Dataset items:
========================================================================
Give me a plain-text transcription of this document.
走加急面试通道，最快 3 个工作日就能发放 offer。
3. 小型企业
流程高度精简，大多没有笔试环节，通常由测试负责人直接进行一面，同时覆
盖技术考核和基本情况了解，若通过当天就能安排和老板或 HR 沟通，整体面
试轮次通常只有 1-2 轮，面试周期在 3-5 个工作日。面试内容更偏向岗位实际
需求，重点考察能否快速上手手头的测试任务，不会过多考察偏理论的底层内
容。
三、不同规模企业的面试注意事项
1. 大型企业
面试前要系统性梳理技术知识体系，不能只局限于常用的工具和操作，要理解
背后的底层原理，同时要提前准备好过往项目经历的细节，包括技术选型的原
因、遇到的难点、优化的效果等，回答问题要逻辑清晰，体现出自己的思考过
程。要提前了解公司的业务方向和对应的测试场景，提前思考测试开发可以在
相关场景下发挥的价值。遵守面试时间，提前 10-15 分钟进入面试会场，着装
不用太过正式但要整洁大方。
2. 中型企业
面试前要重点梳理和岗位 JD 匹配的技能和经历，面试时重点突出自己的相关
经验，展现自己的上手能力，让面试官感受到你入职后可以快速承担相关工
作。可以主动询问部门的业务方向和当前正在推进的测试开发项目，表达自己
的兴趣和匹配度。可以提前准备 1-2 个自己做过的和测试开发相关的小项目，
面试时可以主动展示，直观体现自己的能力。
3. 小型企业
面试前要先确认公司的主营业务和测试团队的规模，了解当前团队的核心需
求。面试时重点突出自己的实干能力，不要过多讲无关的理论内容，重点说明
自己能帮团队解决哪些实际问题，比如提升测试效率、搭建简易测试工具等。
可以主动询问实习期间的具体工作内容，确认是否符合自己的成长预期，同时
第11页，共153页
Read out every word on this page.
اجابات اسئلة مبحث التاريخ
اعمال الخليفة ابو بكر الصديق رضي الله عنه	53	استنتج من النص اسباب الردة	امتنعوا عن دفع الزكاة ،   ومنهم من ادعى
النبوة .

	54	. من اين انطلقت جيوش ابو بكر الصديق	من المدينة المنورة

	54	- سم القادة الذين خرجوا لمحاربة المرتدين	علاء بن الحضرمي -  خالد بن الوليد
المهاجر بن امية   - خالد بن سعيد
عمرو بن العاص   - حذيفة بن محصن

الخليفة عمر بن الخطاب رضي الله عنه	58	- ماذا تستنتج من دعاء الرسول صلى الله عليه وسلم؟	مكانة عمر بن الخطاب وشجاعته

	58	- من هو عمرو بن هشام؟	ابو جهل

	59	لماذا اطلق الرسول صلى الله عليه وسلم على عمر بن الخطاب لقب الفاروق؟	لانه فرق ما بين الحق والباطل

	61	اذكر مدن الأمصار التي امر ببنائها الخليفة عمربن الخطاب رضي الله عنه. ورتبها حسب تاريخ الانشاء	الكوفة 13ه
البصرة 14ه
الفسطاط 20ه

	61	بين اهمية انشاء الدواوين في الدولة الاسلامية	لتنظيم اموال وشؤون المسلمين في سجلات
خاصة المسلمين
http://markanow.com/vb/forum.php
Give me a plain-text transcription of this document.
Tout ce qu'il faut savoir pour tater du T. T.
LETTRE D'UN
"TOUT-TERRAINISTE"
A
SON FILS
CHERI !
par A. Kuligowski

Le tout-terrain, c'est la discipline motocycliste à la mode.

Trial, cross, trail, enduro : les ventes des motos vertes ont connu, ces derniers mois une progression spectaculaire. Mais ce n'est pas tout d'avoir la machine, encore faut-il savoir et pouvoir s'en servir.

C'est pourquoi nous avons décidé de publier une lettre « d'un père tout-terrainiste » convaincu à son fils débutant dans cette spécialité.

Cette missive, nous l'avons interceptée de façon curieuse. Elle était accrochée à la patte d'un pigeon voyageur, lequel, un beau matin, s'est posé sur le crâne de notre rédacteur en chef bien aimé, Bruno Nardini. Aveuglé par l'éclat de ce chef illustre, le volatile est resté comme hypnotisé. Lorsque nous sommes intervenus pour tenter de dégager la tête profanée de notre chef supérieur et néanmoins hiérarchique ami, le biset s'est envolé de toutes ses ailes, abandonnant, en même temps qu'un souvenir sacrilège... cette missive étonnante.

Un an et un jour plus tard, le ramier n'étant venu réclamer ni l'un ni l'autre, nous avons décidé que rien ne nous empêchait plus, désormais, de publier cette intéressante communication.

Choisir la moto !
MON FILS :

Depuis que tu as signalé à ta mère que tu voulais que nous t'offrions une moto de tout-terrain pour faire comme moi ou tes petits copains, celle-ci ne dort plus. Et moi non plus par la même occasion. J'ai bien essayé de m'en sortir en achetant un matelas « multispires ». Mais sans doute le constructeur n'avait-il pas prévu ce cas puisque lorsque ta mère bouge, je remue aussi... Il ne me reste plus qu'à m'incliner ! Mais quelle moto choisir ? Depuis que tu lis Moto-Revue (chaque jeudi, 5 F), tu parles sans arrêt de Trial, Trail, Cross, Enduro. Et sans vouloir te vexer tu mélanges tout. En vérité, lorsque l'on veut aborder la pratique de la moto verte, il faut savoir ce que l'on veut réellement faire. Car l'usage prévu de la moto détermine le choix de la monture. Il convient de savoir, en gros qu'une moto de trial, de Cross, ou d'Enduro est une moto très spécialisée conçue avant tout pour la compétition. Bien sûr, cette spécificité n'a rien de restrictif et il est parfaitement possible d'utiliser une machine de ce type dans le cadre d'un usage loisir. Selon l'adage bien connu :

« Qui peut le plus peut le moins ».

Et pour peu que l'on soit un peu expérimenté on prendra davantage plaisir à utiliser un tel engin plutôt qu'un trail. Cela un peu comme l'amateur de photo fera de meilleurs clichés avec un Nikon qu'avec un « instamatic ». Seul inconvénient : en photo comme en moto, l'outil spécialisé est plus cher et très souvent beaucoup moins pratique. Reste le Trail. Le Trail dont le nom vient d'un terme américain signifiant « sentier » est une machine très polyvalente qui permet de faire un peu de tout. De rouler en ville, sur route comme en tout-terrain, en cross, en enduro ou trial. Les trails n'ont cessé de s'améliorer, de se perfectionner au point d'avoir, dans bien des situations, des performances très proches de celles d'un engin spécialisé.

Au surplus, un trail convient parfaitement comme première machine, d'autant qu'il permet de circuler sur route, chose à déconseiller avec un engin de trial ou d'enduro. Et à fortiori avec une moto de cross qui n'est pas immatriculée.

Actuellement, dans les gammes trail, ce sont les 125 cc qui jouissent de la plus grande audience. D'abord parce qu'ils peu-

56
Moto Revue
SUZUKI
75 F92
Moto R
========================================================================
Copy each line of the records above that carries the word "خالد".

Written response
	54	- سم القادة الذين خرجوا لمحاربة المرتدين	علاء بن الحضرمي -  خالد بن الوليد
المهاجر بن امية   - خالد بن سعيد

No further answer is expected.